__Written instruction__. Every record must be transcribed in its entirety, apart from the images, which are to be omitted.

__Data to process__.

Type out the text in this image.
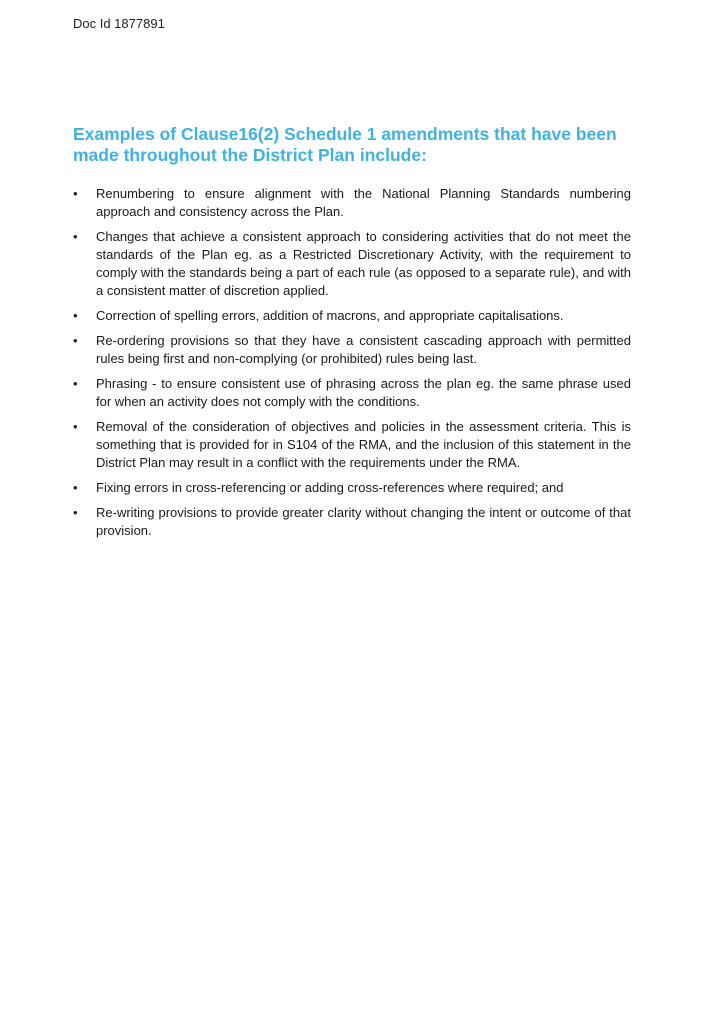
Doc Id 1877891
Examples of Clause16(2) Schedule 1 amendments that have been made throughout the District Plan include:
• Renumbering to ensure alignment with the National Planning Standards numbering approach and consistency across the Plan.
• Changes that achieve a consistent approach to considering activities that do not meet the standards of the Plan eg. as a Restricted Discretionary Activity, with the requirement to comply with the standards being a part of each rule (as opposed to a separate rule), and with a consistent matter of discretion applied.
• Correction of spelling errors, addition of macrons, and appropriate capitalisations.
• Re-ordering provisions so that they have a consistent cascading approach with permitted rules being first and non-complying (or prohibited) rules being last.
• Phrasing - to ensure consistent use of phrasing across the plan eg. the same phrase used for when an activity does not comply with the conditions.
• Removal of the consideration of objectives and policies in the assessment criteria. This is something that is provided for in S104 of the RMA, and the inclusion of this statement in the District Plan may result in a conflict with the requirements under the RMA.
• Fixing errors in cross-referencing or adding cross-references where required; and
• Re-writing provisions to provide greater clarity without changing the intent or outcome of that provision.
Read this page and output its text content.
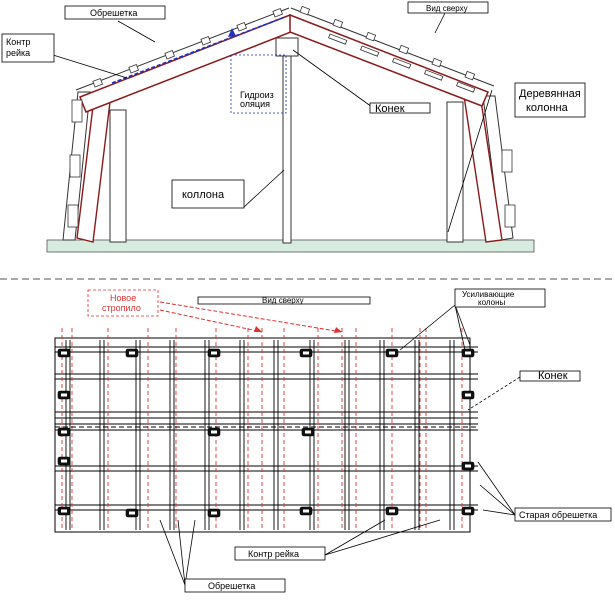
Обрешетка
Контр рейка
Вид сверху
Гидроиз
оляция	Конек
Деревянная
колонна
коллона
Новое
стропило
Вид сверху
Усиливающие
колоны
Конек
Старая обрешетка
Контр рейка
Обрешетка
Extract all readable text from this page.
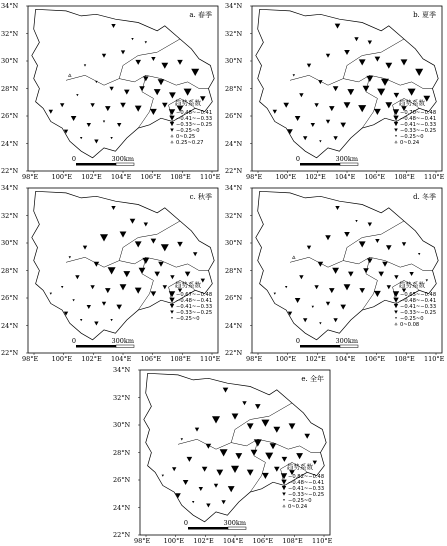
a. 春季
趋势系数
−0.48~−0.41
−0.41~−0.33
−0.33~−0.25
−0.25~0
0~0.25
0.25~0.27
0	300km
34°N
32°N
30°N
28°N
26°N
24°N
22°N
98°E 100°E 102°E 104°E 106°E 108°E 110°E
b. 夏季
趋势系数
−0.70~−0.48
−0.48~−0.41
−0.41~−0.33
−0.33~−0.25
−0.25~0
0~0.24
0	300km
34°N
32°N
30°N
28°N
26°N
24°N
22°N
98°E 100°E 102°E 104°E 106°E 108°E 110°E
c. 秋季
趋势系数
−0.67~−0.48
−0.48~−0.41
−0.41~−0.33
−0.33~−0.25
−0.25~0
0	300km
34°N
32°N
30°N
28°N
26°N
24°N
22°N
98°E 100°E 102°E 104°E 106°E 108°E 110°E
d. 冬季
趋势系数
−0.65~−0.48
−0.48~−0.41
−0.41~−0.33
−0.33~−0.25
−0.25~0
0~0.08
0	300km
34°N
32°N
30°N
28°N
26°N
24°N
22°N
98°E 100°E 102°E 104°E 106°E 108°E 110°E
e. 全年
趋势系数
−0.82~−0.48
−0.48~−0.41
−0.41~−0.33
−0.33~−0.25
−0.25~0
0~0.24
0	300km
34°N
32°N
30°N
28°N
26°N
24°N
22°N
98°E 100°E 102°E 104°E 106°E 108°E 110°E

__Task response__.
Type out the text in this image.
Doc Id 1877891
Examples of Clause16(2) Schedule 1 amendments that have been made throughout the District Plan include:
• Renumbering to ensure alignment with the National Planning Standards numbering approach and consistency across the Plan.
• Changes that achieve a consistent approach to considering activities that do not meet the standards of the Plan eg. as a Restricted Discretionary Activity, with the requirement to comply with the standards being a part of each rule (as opposed to a separate rule), and with a consistent matter of discretion applied.
• Correction of spelling errors, addition of macrons, and appropriate capitalisations.
• Re-ordering provisions so that they have a consistent cascading approach with permitted rules being first and non-complying (or prohibited) rules being last.
• Phrasing - to ensure consistent use of phrasing across the plan eg. the same phrase used for when an activity does not comply with the conditions.
• Removal of the consideration of objectives and policies in the assessment criteria. This is something that is provided for in S104 of the RMA, and the inclusion of this statement in the District Plan may result in a conflict with the requirements under the RMA.
• Fixing errors in cross-referencing or adding cross-references where required; and
• Re-writing provisions to provide greater clarity without changing the intent or outcome of that provision.
Read this page and output its text content.
Обрешетка
Контр рейка
Вид сверху
Гидроиз
оляция	Конек
Деревянная
колонна
коллона
Новое
стропило
Вид сверху
Усиливающие
колоны
Конек
Старая обрешетка
Контр рейка
Обрешетка
Extract all readable text from this page.
a. 春季
趋势系数
−0.48~−0.41
−0.41~−0.33
−0.33~−0.25
−0.25~0
0~0.25
0.25~0.27
0	300km
34°N
32°N
30°N
28°N
26°N
24°N
22°N
98°E 100°E 102°E 104°E 106°E 108°E 110°E
b. 夏季
趋势系数
−0.70~−0.48
−0.48~−0.41
−0.41~−0.33
−0.33~−0.25
−0.25~0
0~0.24
0	300km
34°N
32°N
30°N
28°N
26°N
24°N
22°N
98°E 100°E 102°E 104°E 106°E 108°E 110°E
c. 秋季
趋势系数
−0.67~−0.48
−0.48~−0.41
−0.41~−0.33
−0.33~−0.25
−0.25~0
0	300km
34°N
32°N
30°N
28°N
26°N
24°N
22°N
98°E 100°E 102°E 104°E 106°E 108°E 110°E
d. 冬季
趋势系数
−0.65~−0.48
−0.48~−0.41
−0.41~−0.33
−0.33~−0.25
−0.25~0
0~0.08
0	300km
34°N
32°N
30°N
28°N
26°N
24°N
22°N
98°E 100°E 102°E 104°E 106°E 108°E 110°E
e. 全年
趋势系数
−0.82~−0.48
−0.48~−0.41
−0.41~−0.33
−0.33~−0.25
−0.25~0
0~0.24
0	300km
34°N
32°N
30°N
28°N
26°N
24°N
22°N
98°E 100°E 102°E 104°E 106°E 108°E 110°E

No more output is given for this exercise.